- Problem description -
Copy each line that contains the word "ndegree".

- Extracted entries -
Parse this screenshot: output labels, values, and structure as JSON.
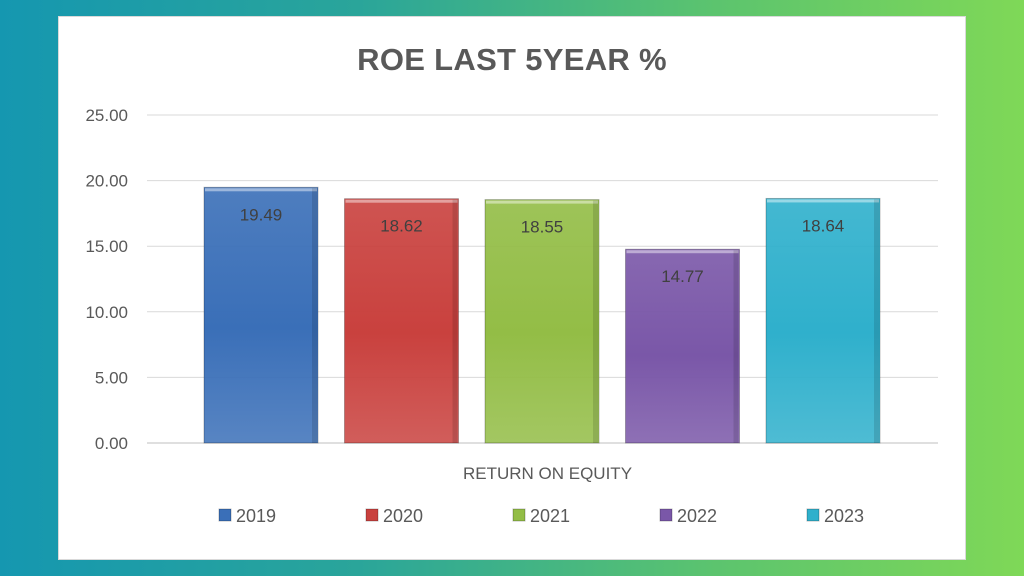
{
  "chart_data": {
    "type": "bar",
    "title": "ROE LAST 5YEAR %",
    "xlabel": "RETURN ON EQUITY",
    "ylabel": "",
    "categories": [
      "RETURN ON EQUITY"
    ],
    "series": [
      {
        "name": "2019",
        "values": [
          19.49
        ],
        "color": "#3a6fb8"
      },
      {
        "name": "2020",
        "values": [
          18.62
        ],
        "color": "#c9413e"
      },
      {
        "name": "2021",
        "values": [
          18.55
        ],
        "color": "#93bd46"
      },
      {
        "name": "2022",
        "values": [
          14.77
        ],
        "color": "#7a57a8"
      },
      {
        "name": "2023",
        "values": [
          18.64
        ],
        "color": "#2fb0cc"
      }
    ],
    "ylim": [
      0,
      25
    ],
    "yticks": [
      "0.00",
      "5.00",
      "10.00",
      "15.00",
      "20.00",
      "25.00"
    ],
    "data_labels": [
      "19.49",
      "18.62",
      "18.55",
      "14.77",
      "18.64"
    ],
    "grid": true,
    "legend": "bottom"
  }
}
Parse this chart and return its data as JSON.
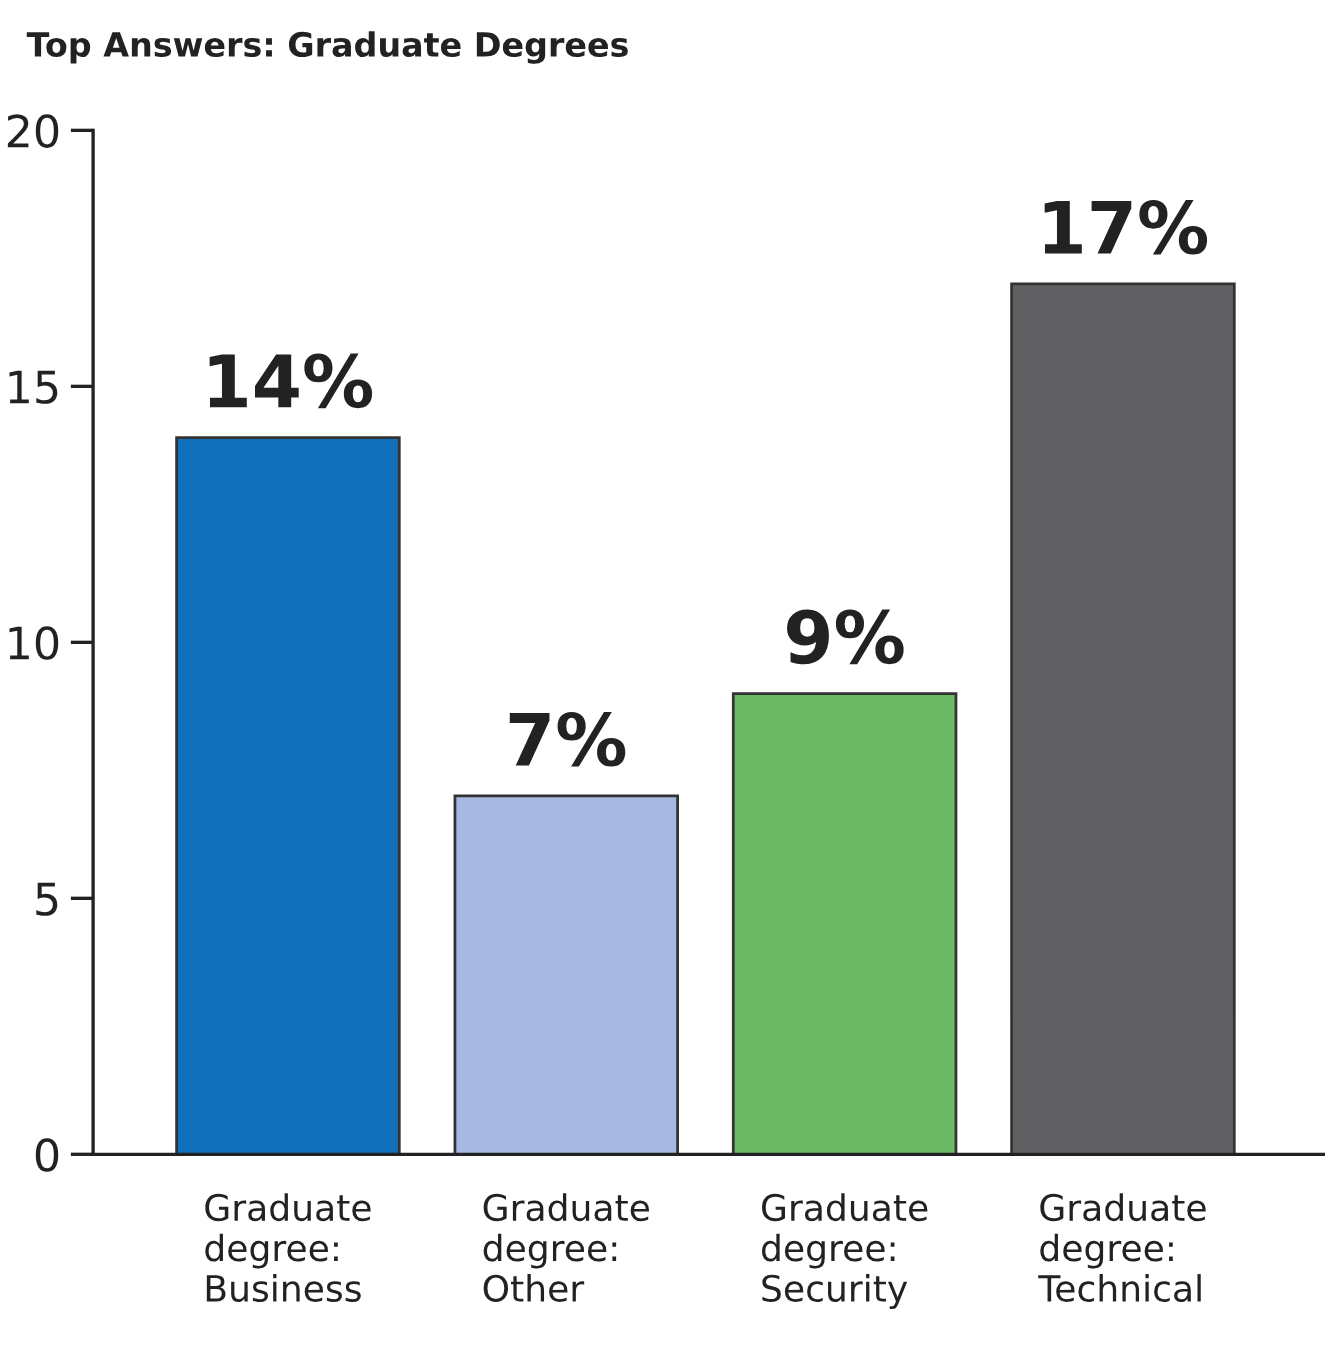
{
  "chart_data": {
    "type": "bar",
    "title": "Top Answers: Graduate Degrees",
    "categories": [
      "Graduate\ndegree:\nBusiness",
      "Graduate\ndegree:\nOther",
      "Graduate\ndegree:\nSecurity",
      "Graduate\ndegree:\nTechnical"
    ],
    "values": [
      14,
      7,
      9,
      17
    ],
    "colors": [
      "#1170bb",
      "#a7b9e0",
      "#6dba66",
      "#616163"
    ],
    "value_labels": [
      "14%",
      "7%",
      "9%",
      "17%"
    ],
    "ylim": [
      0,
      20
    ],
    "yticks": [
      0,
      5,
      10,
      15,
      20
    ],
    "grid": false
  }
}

---

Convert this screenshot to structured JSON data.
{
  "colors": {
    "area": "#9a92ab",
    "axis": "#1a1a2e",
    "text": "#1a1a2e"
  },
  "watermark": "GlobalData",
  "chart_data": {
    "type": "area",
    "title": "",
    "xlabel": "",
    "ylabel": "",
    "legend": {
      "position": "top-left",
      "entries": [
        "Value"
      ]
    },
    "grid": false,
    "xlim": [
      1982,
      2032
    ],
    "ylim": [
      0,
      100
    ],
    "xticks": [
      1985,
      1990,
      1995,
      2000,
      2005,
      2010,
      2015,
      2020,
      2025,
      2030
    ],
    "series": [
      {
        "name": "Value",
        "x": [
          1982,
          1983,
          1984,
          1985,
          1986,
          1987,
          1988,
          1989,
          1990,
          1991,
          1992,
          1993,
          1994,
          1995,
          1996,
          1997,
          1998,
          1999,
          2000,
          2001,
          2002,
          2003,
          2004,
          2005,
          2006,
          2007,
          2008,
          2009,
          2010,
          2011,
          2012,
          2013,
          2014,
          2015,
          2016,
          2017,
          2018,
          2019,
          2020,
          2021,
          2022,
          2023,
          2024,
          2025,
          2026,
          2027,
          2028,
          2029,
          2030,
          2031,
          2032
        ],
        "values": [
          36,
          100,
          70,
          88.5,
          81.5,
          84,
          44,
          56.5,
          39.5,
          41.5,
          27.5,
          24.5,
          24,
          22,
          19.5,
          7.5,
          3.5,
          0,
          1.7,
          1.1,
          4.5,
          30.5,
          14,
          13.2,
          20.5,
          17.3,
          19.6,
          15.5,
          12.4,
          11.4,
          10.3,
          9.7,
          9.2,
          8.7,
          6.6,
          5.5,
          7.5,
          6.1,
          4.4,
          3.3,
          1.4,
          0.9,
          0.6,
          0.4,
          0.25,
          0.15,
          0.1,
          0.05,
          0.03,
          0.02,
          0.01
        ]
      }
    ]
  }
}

- Result -
      "Graduate\ndegree:\nBusiness",
      "Graduate\ndegree:\nOther",
      "Graduate\ndegree:\nSecurity",
      "Graduate\ndegree:\nTechnical"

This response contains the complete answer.